Text extract =
5.4 Designing Your Own Character Set

There is very little that is sacred about the ASCII, EBCDIC, and Unicode character sets. Their primary advantage is that they are international standards to which many systems adhere . If you stick with one of these standards, chances are good you'll be able to exchange information with other people. That is the whole purpose of these standardized codes.

However, these codes were not designed to make various character computations easy. ASCII and EBCDIC were designed with now-antiquated hardware in mind. In particular, the ASCII character set was designed to correspond to the mechanical teletypewriters' keyboards, and EBCDIC was designed with old punched-card systems in mind. Given that such equipment is mainly found in museums today, the layout of the codes in these character sets has almost no benefit in modern computer systems. If we could design our own character sets today, they'd probably be considerably different from ASCII or EBCDIC. They'd probably be based on modern keyboards (so they'd include codes for common keys, like LEFT ARROW, RIGHT ARROW, PGUP, and PGDN). The codes would also be laid out to make various common computations a whole lot easier.

Although the ASCII and EBCDIC character sets are not going away anytime soon, there is nothing stopping you from defining your own application-specific character set. Of course, an application-specific character set is, well, application-specific, and you won't be able to share text files containing characters encoded in your custom character set with applications that are ignorant of your private encoding. But it is fairly easy to translate between different character sets using a lookup table, so you can convert between your application's internal character set and an external character set (like ASCII) when performing I/O operations. Assuming you pick a reasonable encoding that makes your programs more efficient overall, the loss of efficiency during I/O can be worthwhile. But how do you choose an encoding for your character set?

The first question you have to ask yourself is, 'How many characters do you want to support in your character set?' Obviously, the number of characters you choose will directly affect the size of your character data. An easy choice is 256 possible characters, because bytes are the most common primitive data type that software uses to represent character data. Keep in mind, however, that if you don't really need 256 characters, you probably shouldn't try to define that many characters in your character set. For example, if you can get by with 128 characters or even 64 characters in your custom character set, then 'text files' you create with such character sets will compress better. Likewise, data transmissions using your custom character set will be faster if you only have to transmit six or seven bits for each character instead of eight. If you need more than 256 characters, you'll have to weigh the advantages and disadvantages of using multiple code pages, double-byte character sets, or 16-bit characters. And keep in mind that Unicode provides for user-defined characters. So if you need more than 256 characters in your character set, you might consider using Unicode and the user -defined points (character sets) to remain 'somewhat standard' with the rest of the world.

However, in this section, we'll define a character set containing 128 characters using an 8-bit byte. For the most part, we're going to simply rearrange the codes in the ASCII character set to make them more convenient for several calculations, and we're going to rename a few of the control codes so they make sense on modern systems instead of the old mainframes and teletypes for which they were created. However, we will add a few new characters beyond those defined by the ASCII standard. Again, the main purpose of this exercise is to make various computations more efficient, not create new characters. We'll call this character set the HyCode character set.

Note	The development of HyCode in this chapter is not an attempt to create some new character set standard. HyCode is simply a demonstration of how you can create acustom, application-specific, character set to improve your programs.

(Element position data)
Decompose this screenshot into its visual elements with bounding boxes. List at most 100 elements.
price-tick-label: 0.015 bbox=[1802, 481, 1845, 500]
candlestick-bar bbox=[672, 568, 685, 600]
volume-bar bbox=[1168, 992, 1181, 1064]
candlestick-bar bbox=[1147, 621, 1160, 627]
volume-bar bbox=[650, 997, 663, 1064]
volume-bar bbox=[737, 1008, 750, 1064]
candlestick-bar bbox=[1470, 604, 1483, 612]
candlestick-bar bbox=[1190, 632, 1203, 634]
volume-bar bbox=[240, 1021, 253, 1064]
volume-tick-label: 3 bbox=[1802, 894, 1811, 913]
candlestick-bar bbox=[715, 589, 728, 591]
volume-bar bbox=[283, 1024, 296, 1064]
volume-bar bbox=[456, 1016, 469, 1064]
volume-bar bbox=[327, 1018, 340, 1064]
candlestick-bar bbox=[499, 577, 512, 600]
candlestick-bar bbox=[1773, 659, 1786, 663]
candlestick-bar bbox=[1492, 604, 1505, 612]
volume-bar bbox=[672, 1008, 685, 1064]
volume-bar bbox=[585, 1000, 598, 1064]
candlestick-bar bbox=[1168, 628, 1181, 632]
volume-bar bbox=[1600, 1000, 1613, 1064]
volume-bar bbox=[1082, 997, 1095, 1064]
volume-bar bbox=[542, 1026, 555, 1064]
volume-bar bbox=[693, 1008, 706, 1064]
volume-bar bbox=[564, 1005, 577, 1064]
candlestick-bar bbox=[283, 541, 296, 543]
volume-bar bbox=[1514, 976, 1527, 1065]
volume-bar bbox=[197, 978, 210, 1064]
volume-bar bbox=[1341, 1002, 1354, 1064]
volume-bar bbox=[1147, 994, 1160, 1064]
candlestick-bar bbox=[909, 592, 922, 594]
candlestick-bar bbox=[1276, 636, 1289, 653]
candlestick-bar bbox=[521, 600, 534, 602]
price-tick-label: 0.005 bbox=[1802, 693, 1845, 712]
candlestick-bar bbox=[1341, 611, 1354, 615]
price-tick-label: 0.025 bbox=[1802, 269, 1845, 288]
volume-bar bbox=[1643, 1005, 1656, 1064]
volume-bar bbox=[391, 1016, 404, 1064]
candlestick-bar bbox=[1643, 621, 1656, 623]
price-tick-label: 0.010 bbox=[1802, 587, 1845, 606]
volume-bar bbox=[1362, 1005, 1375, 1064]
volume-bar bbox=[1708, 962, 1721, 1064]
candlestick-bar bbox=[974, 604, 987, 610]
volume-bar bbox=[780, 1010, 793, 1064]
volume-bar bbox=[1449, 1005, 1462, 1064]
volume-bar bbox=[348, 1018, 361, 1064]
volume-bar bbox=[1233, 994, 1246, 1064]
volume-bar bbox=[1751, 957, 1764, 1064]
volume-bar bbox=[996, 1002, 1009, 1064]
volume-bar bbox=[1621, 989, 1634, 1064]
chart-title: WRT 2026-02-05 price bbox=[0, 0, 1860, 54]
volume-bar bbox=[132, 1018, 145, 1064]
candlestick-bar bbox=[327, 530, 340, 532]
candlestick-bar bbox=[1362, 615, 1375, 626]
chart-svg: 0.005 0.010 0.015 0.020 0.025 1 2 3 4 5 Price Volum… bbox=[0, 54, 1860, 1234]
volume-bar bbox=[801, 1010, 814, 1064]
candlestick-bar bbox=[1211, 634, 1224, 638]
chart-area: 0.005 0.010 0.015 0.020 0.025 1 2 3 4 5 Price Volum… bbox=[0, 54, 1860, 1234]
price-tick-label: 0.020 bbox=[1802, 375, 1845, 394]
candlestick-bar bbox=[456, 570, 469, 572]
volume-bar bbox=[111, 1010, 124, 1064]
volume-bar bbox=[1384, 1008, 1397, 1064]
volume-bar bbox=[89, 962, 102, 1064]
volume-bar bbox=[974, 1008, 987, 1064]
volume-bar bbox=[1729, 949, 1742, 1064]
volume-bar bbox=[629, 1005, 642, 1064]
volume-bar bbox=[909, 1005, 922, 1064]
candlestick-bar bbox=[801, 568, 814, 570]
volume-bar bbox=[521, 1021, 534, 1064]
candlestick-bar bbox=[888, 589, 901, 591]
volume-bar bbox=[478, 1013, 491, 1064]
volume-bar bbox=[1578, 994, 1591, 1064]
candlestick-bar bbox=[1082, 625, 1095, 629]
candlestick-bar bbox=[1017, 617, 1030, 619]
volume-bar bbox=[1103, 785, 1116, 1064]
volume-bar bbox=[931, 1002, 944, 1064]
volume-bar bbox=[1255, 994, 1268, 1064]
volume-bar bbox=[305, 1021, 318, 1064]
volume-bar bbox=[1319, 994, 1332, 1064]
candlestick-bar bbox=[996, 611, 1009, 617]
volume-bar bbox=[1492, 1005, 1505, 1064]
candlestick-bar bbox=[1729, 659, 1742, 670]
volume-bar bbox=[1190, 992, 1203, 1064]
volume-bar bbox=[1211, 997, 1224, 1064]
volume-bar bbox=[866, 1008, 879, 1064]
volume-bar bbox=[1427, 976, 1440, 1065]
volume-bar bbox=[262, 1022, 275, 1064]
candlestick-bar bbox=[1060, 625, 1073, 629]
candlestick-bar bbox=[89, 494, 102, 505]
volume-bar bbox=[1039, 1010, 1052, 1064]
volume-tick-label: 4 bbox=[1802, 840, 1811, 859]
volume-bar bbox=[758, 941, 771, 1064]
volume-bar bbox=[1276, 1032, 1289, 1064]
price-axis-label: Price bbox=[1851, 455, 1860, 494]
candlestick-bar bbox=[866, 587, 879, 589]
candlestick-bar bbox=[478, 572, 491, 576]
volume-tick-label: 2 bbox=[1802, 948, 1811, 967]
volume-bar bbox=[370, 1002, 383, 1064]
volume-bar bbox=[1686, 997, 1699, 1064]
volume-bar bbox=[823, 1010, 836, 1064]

Direction = According to the section on designing your own character set, why should you avoid defining 256 characters if fewer will do? Answer in one to three sentences. The listing is not needed for any of the work here.

Finished task = If a custom character set can get by with 128 or even 64 characters, text files created with it will compress better. Data transmissions will also be faster, because only six or seven bits need to be sent for each character instead of eight.